[Records from a data collection]
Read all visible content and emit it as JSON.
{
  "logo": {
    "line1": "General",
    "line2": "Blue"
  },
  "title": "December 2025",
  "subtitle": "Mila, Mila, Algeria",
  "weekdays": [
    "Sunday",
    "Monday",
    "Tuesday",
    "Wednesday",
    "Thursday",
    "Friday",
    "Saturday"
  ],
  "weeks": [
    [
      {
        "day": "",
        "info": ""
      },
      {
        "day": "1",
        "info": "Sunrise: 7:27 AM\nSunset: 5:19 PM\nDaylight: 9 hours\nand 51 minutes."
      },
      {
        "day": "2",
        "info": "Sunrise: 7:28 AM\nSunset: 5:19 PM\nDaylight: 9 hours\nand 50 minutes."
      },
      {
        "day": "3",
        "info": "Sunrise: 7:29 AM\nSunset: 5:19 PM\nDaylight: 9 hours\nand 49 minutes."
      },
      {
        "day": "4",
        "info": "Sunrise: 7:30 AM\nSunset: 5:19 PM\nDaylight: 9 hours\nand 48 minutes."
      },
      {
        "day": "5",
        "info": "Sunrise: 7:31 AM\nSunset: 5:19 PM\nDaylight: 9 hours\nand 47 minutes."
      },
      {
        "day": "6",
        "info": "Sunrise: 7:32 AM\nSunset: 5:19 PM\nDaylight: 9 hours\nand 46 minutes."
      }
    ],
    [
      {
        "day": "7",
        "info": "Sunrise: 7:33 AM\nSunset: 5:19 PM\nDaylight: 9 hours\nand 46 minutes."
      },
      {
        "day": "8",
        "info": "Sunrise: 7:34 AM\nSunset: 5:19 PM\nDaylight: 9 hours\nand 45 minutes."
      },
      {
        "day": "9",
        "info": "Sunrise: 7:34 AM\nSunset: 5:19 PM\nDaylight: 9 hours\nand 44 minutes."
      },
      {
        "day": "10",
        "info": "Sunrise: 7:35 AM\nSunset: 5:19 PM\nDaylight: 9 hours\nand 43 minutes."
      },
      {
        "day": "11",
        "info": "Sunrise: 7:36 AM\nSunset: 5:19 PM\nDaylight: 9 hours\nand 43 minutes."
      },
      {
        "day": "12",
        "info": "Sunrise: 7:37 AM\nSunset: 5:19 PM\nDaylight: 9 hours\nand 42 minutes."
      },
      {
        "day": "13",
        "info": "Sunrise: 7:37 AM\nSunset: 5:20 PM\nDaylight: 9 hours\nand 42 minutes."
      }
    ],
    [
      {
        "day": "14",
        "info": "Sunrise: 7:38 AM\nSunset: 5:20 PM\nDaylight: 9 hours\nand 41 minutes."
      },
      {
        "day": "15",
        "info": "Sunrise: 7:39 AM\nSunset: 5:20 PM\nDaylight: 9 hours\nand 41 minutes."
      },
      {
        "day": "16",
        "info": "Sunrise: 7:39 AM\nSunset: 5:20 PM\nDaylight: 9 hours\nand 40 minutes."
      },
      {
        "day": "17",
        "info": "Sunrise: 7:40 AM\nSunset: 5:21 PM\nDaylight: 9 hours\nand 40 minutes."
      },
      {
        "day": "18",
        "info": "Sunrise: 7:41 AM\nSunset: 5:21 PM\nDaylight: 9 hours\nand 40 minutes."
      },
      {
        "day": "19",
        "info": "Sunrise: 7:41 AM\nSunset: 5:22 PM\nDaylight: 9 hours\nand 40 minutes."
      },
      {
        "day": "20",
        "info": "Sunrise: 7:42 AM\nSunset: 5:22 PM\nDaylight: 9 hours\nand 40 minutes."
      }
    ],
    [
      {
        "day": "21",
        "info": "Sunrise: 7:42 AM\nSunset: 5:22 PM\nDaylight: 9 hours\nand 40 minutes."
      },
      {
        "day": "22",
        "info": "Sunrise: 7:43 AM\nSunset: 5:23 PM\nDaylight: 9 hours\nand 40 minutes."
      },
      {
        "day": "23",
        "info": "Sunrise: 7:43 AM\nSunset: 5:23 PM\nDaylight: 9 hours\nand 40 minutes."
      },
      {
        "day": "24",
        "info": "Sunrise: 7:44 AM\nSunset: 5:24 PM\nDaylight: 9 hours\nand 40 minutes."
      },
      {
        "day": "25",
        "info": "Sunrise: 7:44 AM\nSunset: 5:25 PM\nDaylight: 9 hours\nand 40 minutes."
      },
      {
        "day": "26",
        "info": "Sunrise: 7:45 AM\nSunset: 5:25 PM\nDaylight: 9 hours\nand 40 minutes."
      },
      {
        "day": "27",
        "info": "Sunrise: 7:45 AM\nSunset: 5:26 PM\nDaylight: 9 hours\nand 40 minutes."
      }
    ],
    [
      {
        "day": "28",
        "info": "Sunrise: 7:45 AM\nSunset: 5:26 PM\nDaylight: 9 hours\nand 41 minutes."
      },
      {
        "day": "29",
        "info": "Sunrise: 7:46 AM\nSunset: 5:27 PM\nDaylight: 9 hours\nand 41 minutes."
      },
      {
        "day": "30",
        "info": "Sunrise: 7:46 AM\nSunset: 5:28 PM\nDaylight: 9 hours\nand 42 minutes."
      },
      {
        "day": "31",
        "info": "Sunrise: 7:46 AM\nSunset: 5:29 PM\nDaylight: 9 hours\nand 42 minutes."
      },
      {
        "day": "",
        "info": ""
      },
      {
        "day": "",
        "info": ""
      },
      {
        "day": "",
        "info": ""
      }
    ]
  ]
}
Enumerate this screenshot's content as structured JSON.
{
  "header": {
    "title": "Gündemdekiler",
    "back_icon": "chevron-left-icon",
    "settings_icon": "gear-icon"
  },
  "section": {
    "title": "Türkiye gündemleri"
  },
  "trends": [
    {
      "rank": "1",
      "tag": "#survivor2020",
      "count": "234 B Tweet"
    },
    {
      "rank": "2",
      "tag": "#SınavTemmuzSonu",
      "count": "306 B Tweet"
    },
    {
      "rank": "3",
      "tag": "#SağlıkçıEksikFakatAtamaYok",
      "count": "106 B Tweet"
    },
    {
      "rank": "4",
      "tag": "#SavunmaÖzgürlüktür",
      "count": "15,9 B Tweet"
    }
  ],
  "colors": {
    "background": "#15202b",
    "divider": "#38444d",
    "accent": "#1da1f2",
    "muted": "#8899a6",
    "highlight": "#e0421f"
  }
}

# [Stated problem]
From the listing, copy each line containing the word "count".

# [Worked solution]
      "count": "234 B Tweet"
      "count": "306 B Tweet"
      "count": "106 B Tweet"
      "count": "15,9 B Tweet"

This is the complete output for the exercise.